_WORK TO COMPLETE_. Write the listing out again, all of it, word for word.

[Data records]
═══

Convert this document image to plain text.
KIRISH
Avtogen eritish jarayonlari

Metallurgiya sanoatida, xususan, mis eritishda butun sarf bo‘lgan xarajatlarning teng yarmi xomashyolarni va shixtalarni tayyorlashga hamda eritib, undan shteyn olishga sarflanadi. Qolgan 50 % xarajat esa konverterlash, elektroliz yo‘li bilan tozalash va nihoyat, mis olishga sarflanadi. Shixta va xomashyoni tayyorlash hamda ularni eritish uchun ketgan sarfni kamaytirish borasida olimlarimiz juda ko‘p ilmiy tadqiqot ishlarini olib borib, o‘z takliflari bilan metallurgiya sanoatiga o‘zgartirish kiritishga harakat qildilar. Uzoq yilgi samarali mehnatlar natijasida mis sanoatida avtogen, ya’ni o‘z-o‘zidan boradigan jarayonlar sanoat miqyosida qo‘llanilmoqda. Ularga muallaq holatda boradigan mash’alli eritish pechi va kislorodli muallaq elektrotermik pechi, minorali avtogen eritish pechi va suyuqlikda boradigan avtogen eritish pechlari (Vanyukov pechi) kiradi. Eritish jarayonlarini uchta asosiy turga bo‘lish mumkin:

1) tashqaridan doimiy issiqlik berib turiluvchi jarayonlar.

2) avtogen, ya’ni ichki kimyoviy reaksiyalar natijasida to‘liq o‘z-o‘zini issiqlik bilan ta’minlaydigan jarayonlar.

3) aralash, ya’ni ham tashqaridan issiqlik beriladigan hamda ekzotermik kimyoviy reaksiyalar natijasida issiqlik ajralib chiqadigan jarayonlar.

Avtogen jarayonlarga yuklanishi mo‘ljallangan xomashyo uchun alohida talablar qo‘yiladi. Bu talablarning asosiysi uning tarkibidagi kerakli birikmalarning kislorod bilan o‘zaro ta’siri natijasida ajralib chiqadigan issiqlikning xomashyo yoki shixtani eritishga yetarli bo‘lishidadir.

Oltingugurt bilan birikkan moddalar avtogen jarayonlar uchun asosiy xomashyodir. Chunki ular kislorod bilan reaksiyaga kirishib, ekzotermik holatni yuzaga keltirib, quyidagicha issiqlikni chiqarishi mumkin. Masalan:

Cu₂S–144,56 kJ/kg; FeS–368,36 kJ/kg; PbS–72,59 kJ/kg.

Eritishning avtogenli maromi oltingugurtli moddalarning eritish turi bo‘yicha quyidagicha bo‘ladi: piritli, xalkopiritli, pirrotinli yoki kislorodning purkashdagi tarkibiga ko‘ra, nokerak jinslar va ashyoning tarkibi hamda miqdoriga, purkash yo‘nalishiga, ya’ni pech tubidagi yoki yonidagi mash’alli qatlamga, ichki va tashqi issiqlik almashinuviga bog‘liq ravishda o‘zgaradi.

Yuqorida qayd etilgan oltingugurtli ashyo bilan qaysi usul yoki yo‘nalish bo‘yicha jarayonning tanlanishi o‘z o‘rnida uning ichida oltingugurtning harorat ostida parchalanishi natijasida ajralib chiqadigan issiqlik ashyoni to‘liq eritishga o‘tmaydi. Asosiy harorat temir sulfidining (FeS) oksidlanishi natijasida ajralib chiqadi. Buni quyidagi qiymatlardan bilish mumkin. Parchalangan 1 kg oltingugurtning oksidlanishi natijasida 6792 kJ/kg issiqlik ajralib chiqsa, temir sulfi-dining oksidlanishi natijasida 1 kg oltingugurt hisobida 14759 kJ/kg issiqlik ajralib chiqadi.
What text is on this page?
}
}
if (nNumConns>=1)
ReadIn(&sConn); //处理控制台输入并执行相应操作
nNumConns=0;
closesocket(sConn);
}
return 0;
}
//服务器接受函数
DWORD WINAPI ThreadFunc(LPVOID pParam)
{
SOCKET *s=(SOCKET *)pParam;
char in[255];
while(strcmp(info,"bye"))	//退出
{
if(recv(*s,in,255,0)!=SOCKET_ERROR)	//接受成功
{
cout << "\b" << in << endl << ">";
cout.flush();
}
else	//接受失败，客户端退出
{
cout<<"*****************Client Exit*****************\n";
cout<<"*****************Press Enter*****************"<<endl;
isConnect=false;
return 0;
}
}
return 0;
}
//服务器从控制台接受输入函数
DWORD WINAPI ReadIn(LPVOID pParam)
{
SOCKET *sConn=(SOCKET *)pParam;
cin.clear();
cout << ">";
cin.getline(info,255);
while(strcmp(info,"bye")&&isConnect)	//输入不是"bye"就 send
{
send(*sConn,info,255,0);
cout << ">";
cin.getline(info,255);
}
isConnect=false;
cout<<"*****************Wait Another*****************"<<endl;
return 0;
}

═══

_TASK RESULT_.
Convert this document image to plain text.
KIRISH
Avtogen eritish jarayonlari

Metallurgiya sanoatida, xususan, mis eritishda butun sarf bo‘lgan xarajatlarning teng yarmi xomashyolarni va shixtalarni tayyorlashga hamda eritib, undan shteyn olishga sarflanadi. Qolgan 50 % xarajat esa konverterlash, elektroliz yo‘li bilan tozalash va nihoyat, mis olishga sarflanadi. Shixta va xomashyoni tayyorlash hamda ularni eritish uchun ketgan sarfni kamaytirish borasida olimlarimiz juda ko‘p ilmiy tadqiqot ishlarini olib borib, o‘z takliflari bilan metallurgiya sanoatiga o‘zgartirish kiritishga harakat qildilar. Uzoq yilgi samarali mehnatlar natijasida mis sanoatida avtogen, ya’ni o‘z-o‘zidan boradigan jarayonlar sanoat miqyosida qo‘llanilmoqda. Ularga muallaq holatda boradigan mash’alli eritish pechi va kislorodli muallaq elektrotermik pechi, minorali avtogen eritish pechi va suyuqlikda boradigan avtogen eritish pechlari (Vanyukov pechi) kiradi. Eritish jarayonlarini uchta asosiy turga bo‘lish mumkin:

1) tashqaridan doimiy issiqlik berib turiluvchi jarayonlar.

2) avtogen, ya’ni ichki kimyoviy reaksiyalar natijasida to‘liq o‘z-o‘zini issiqlik bilan ta’minlaydigan jarayonlar.

3) aralash, ya’ni ham tashqaridan issiqlik beriladigan hamda ekzotermik kimyoviy reaksiyalar natijasida issiqlik ajralib chiqadigan jarayonlar.

Avtogen jarayonlarga yuklanishi mo‘ljallangan xomashyo uchun alohida talablar qo‘yiladi. Bu talablarning asosiysi uning tarkibidagi kerakli birikmalarning kislorod bilan o‘zaro ta’siri natijasida ajralib chiqadigan issiqlikning xomashyo yoki shixtani eritishga yetarli bo‘lishidadir.

Oltingugurt bilan birikkan moddalar avtogen jarayonlar uchun asosiy xomashyodir. Chunki ular kislorod bilan reaksiyaga kirishib, ekzotermik holatni yuzaga keltirib, quyidagicha issiqlikni chiqarishi mumkin. Masalan:

Cu₂S–144,56 kJ/kg; FeS–368,36 kJ/kg; PbS–72,59 kJ/kg.

Eritishning avtogenli maromi oltingugurtli moddalarning eritish turi bo‘yicha quyidagicha bo‘ladi: piritli, xalkopiritli, pirrotinli yoki kislorodning purkashdagi tarkibiga ko‘ra, nokerak jinslar va ashyoning tarkibi hamda miqdoriga, purkash yo‘nalishiga, ya’ni pech tubidagi yoki yonidagi mash’alli qatlamga, ichki va tashqi issiqlik almashinuviga bog‘liq ravishda o‘zgaradi.

Yuqorida qayd etilgan oltingugurtli ashyo bilan qaysi usul yoki yo‘nalish bo‘yicha jarayonning tanlanishi o‘z o‘rnida uning ichida oltingugurtning harorat ostida parchalanishi natijasida ajralib chiqadigan issiqlik ashyoni to‘liq eritishga o‘tmaydi. Asosiy harorat temir sulfidining (FeS) oksidlanishi natijasida ajralib chiqadi. Buni quyidagi qiymatlardan bilish mumkin. Parchalangan 1 kg oltingugurtning oksidlanishi natijasida 6792 kJ/kg issiqlik ajralib chiqsa, temir sulfi-dining oksidlanishi natijasida 1 kg oltingugurt hisobida 14759 kJ/kg issiqlik ajralib chiqadi.
What text is on this page?
}
}
if (nNumConns>=1)
ReadIn(&sConn); //处理控制台输入并执行相应操作
nNumConns=0;
closesocket(sConn);
}
return 0;
}
//服务器接受函数
DWORD WINAPI ThreadFunc(LPVOID pParam)
{
SOCKET *s=(SOCKET *)pParam;
char in[255];
while(strcmp(info,"bye"))	//退出
{
if(recv(*s,in,255,0)!=SOCKET_ERROR)	//接受成功
{
cout << "\b" << in << endl << ">";
cout.flush();
}
else	//接受失败，客户端退出
{
cout<<"*****************Client Exit*****************\n";
cout<<"*****************Press Enter*****************"<<endl;
isConnect=false;
return 0;
}
}
return 0;
}
//服务器从控制台接受输入函数
DWORD WINAPI ReadIn(LPVOID pParam)
{
SOCKET *sConn=(SOCKET *)pParam;
cin.clear();
cout << ">";
cin.getline(info,255);
while(strcmp(info,"bye")&&isConnect)	//输入不是"bye"就 send
{
send(*sConn,info,255,0);
cout << ">";
cin.getline(info,255);
}
isConnect=false;
cout<<"*****************Wait Another*****************"<<endl;
return 0;
}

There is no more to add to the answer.